THE PROBLEM: Skip the pictures. Transcribe the rest of the data below without changing a word.

· · ·

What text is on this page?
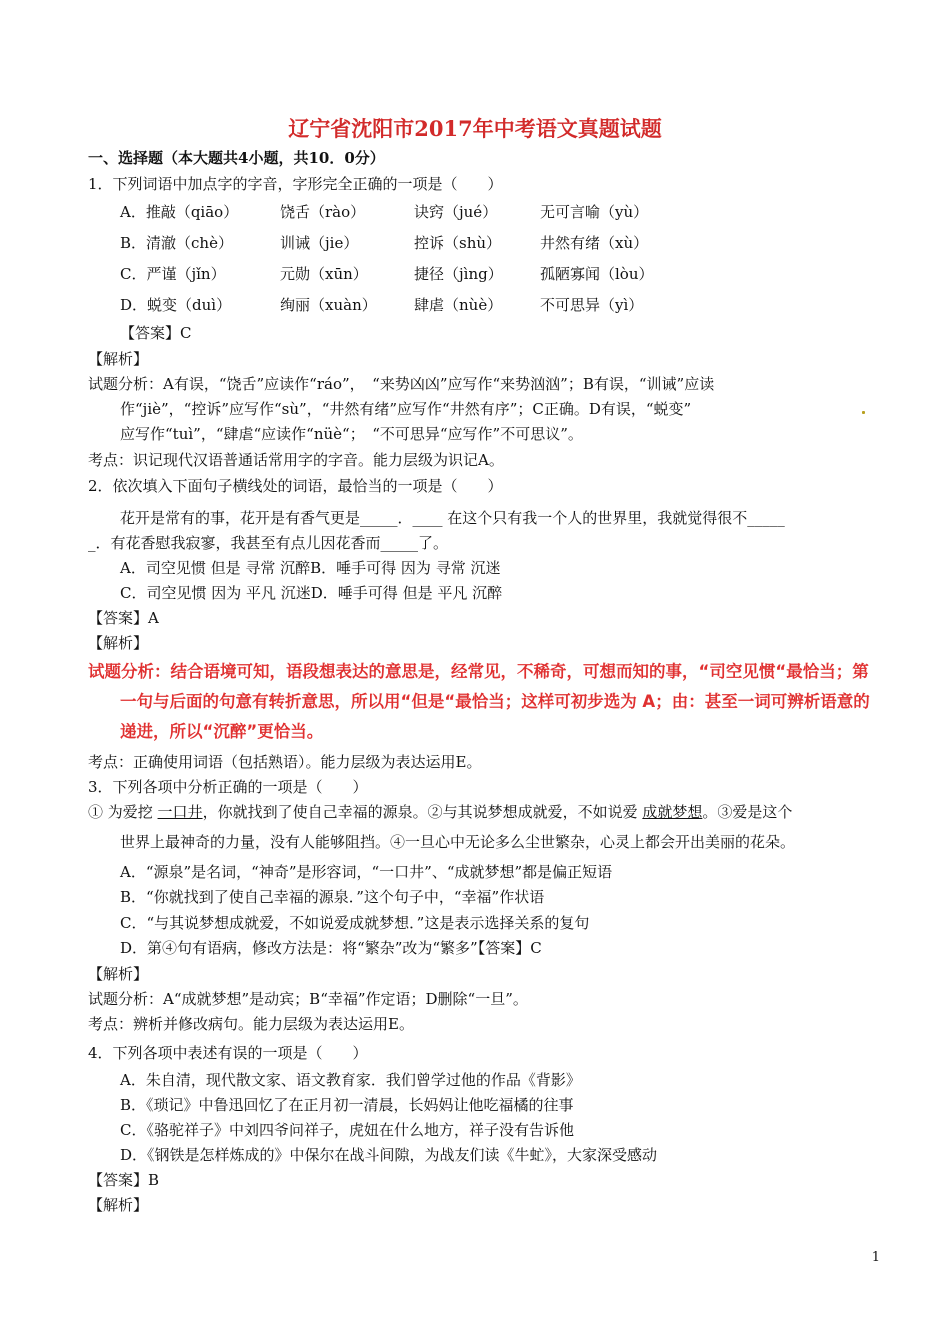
辽宁省沈阳市2017年中考语文真题试题
一、选择题（本大题共4小题，共10．0分）
1．下列词语中加点字的字音，字形完全正确的一项是（　　）
A．推敲（qiāo）	饶舌（rào）	诀窍（jué）	无可言喻（yù）
B．清澈（chè）	训诫（jie）	控诉（shù）	井然有绪（xù）
C．严谨（jǐn）	元勋（xūn）	捷径（jìng） 孤陋寡闻（lòu）
D．蜕变（duì）	绚丽（xuàn） 肆虐（nùè）	不可思异（yì）
【答案】C
【解析】
试题分析：A有误，“饶舌”应读作“ráo”，　“来势凶凶”应写作“来势汹汹”；B有误，“训诫”应读
作“jiè”，“控诉”应写作“sù”，“井然有绪”应写作“井然有序”；C正确。D有误，“蜕变”
应写作“tuì”，“肆虐“应读作“nüè“；　“不可思异“应写作”不可思议”。
考点：识记现代汉语普通话常用字的字音。能力层级为识记A。
2．依次填入下面句子横线处的词语，最恰当的一项是（　　）
花开是常有的事，花开是有香气更是_____．____ 在这个只有我一个人的世界里，我就觉得很不_____
_．有花香慰我寂寥，我甚至有点儿因花香而_____了。
A．司空见惯 但是 寻常 沉醉B．唾手可得 因为 寻常 沉迷
C．司空见惯 因为 平凡 沉迷D．唾手可得 但是 平凡 沉醉
【答案】A
【解析】
试题分析：结合语境可知，语段想表达的意思是，经常见，不稀奇，可想而知的事，“司空见惯“最恰当；第
一句与后面的句意有转折意思，所以用“但是“最恰当；这样可初步选为 A；由：甚至一词可辨析语意的
递进，所以“沉醉”更恰当。
考点：正确使用词语（包括熟语）。能力层级为表达运用E。
3．下列各项中分析正确的一项是（　　）
① 为爱挖 一口井，你就找到了使自己幸福的源泉。②与其说梦想成就爱，不如说爱 成就梦想。③爱是这个
世界上最神奇的力量，没有人能够阻挡。④一旦心中无论多么尘世繁杂，心灵上都会开出美丽的花朵。
A．“源泉”是名词，“神奇”是形容词，“一口井”、“成就梦想”都是偏正短语
B．“你就找到了使自己幸福的源泉．”这个句子中，“幸福”作状语
C．“与其说梦想成就爱，不如说爱成就梦想．”这是表示选择关系的复句
D．第④句有语病，修改方法是：将“繁杂”改为“繁多”【答案】C
【解析】
试题分析：A“成就梦想”是动宾；B“幸福”作定语；D删除“一旦”。
考点：辨析并修改病句。能力层级为表达运用E。
4．下列各项中表述有误的一项是（　　）
A．朱自清，现代散文家、语文教育家．我们曾学过他的作品《背影》
B．《琐记》中鲁迅回忆了在正月初一清晨，长妈妈让他吃福橘的往事
C．《骆驼祥子》中刘四爷问祥子，虎妞在什么地方，祥子没有告诉他
D．《钢铁是怎样炼成的》中保尔在战斗间隙，为战友们读《牛虻》，大家深受感动
【答案】B
【解析】
1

· · ·

WORKED SOLUTION:
What text is on this page?
辽宁省沈阳市2017年中考语文真题试题
一、选择题（本大题共4小题，共10．0分）
1．下列词语中加点字的字音，字形完全正确的一项是（　　）
A．推敲（qiāo）	饶舌（rào）	诀窍（jué）	无可言喻（yù）
B．清澈（chè）	训诫（jie）	控诉（shù）	井然有绪（xù）
C．严谨（jǐn）	元勋（xūn）	捷径（jìng） 孤陋寡闻（lòu）
D．蜕变（duì）	绚丽（xuàn） 肆虐（nùè）	不可思异（yì）
【答案】C
【解析】
试题分析：A有误，“饶舌”应读作“ráo”，　“来势凶凶”应写作“来势汹汹”；B有误，“训诫”应读
作“jiè”，“控诉”应写作“sù”，“井然有绪”应写作“井然有序”；C正确。D有误，“蜕变”
应写作“tuì”，“肆虐“应读作“nüè“；　“不可思异“应写作”不可思议”。
考点：识记现代汉语普通话常用字的字音。能力层级为识记A。
2．依次填入下面句子横线处的词语，最恰当的一项是（　　）
花开是常有的事，花开是有香气更是_____．____ 在这个只有我一个人的世界里，我就觉得很不_____
_．有花香慰我寂寥，我甚至有点儿因花香而_____了。
A．司空见惯 但是 寻常 沉醉B．唾手可得 因为 寻常 沉迷
C．司空见惯 因为 平凡 沉迷D．唾手可得 但是 平凡 沉醉
【答案】A
【解析】
试题分析：结合语境可知，语段想表达的意思是，经常见，不稀奇，可想而知的事，“司空见惯“最恰当；第
一句与后面的句意有转折意思，所以用“但是“最恰当；这样可初步选为 A；由：甚至一词可辨析语意的
递进，所以“沉醉”更恰当。
考点：正确使用词语（包括熟语）。能力层级为表达运用E。
3．下列各项中分析正确的一项是（　　）
① 为爱挖 一口井，你就找到了使自己幸福的源泉。②与其说梦想成就爱，不如说爱 成就梦想。③爱是这个
世界上最神奇的力量，没有人能够阻挡。④一旦心中无论多么尘世繁杂，心灵上都会开出美丽的花朵。
A．“源泉”是名词，“神奇”是形容词，“一口井”、“成就梦想”都是偏正短语
B．“你就找到了使自己幸福的源泉．”这个句子中，“幸福”作状语
C．“与其说梦想成就爱，不如说爱成就梦想．”这是表示选择关系的复句
D．第④句有语病，修改方法是：将“繁杂”改为“繁多”【答案】C
【解析】
试题分析：A“成就梦想”是动宾；B“幸福”作定语；D删除“一旦”。
考点：辨析并修改病句。能力层级为表达运用E。
4．下列各项中表述有误的一项是（　　）
A．朱自清，现代散文家、语文教育家．我们曾学过他的作品《背影》
B．《琐记》中鲁迅回忆了在正月初一清晨，长妈妈让他吃福橘的往事
C．《骆驼祥子》中刘四爷问祥子，虎妞在什么地方，祥子没有告诉他
D．《钢铁是怎样炼成的》中保尔在战斗间隙，为战友们读《牛虻》，大家深受感动
【答案】B
【解析】
1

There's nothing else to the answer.